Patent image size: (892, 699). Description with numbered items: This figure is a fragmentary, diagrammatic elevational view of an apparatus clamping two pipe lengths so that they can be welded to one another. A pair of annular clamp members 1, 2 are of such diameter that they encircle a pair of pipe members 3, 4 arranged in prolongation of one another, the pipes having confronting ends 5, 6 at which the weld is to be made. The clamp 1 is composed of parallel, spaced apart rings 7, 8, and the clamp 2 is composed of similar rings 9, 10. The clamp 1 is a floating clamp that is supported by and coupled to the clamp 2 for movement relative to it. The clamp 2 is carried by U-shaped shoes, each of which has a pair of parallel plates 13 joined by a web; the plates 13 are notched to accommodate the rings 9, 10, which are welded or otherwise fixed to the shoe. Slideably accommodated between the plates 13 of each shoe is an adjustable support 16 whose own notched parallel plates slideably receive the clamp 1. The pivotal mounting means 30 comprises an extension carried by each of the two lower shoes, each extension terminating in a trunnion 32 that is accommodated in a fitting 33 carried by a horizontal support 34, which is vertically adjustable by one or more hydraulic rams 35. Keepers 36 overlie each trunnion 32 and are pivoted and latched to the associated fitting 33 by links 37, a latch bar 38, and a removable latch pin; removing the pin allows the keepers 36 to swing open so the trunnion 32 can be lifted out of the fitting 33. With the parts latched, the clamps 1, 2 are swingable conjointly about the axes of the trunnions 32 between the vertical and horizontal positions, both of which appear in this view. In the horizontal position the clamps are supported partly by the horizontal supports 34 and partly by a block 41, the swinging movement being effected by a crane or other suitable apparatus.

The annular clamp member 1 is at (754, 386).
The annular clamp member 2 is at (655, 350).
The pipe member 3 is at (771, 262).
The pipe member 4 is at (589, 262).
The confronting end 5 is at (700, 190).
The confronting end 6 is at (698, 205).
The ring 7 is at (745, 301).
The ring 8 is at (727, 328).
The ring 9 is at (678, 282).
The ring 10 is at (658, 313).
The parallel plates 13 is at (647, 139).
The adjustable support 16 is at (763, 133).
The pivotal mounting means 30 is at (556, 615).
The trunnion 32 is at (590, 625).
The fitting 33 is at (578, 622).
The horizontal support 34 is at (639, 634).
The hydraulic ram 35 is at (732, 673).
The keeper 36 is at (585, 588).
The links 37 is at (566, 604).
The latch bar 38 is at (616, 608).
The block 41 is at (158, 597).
════════
Given request ::
Set down, unchanged, the lines above from the very first one through the line that contains "The ring 9 is at (678, 282).", including both of those lines.

Response below ::
Patent image size: (892, 699). Description with numbered items: This figure is a fragmentary, diagrammatic elevational view of an apparatus clamping two pipe lengths so that they can be welded to one another. A pair of annular clamp members 1, 2 are of such diameter that they encircle a pair of pipe members 3, 4 arranged in prolongation of one another, the pipes having confronting ends 5, 6 at which the weld is to be made. The clamp 1 is composed of parallel, spaced apart rings 7, 8, and the clamp 2 is composed of similar rings 9, 10. The clamp 1 is a floating clamp that is supported by and coupled to the clamp 2 for movement relative to it. The clamp 2 is carried by U-shaped shoes, each of which has a pair of parallel plates 13 joined by a web; the plates 13 are notched to accommodate the rings 9, 10, which are welded or otherwise fixed to the shoe. Slideably accommodated between the plates 13 of each shoe is an adjustable support 16 whose own notched parallel plates slideably receive the clamp 1. The pivotal mounting means 30 comprises an extension carried by each of the two lower shoes, each extension terminating in a trunnion 32 that is accommodated in a fitting 33 carried by a horizontal support 34, which is vertically adjustable by one or more hydraulic rams 35. Keepers 36 overlie each trunnion 32 and are pivoted and latched to the associated fitting 33 by links 37, a latch bar 38, and a removable latch pin; removing the pin allows the keepers 36 to swing open so the trunnion 32 can be lifted out of the fitting 33. With the parts latched, the clamps 1, 2 are swingable conjointly about the axes of the trunnions 32 between the vertical and horizontal positions, both of which appear in this view. In the horizontal position the clamps are supported partly by the horizontal supports 34 and partly by a block 41, the swinging movement being effected by a crane or other suitable apparatus.

The annular clamp member 1 is at (754, 386).
The annular clamp member 2 is at (655, 350).
The pipe member 3 is at (771, 262).
The pipe member 4 is at (589, 262).
The confronting end 5 is at (700, 190).
The confronting end 6 is at (698, 205).
The ring 7 is at (745, 301).
The ring 8 is at (727, 328).
The ring 9 is at (678, 282).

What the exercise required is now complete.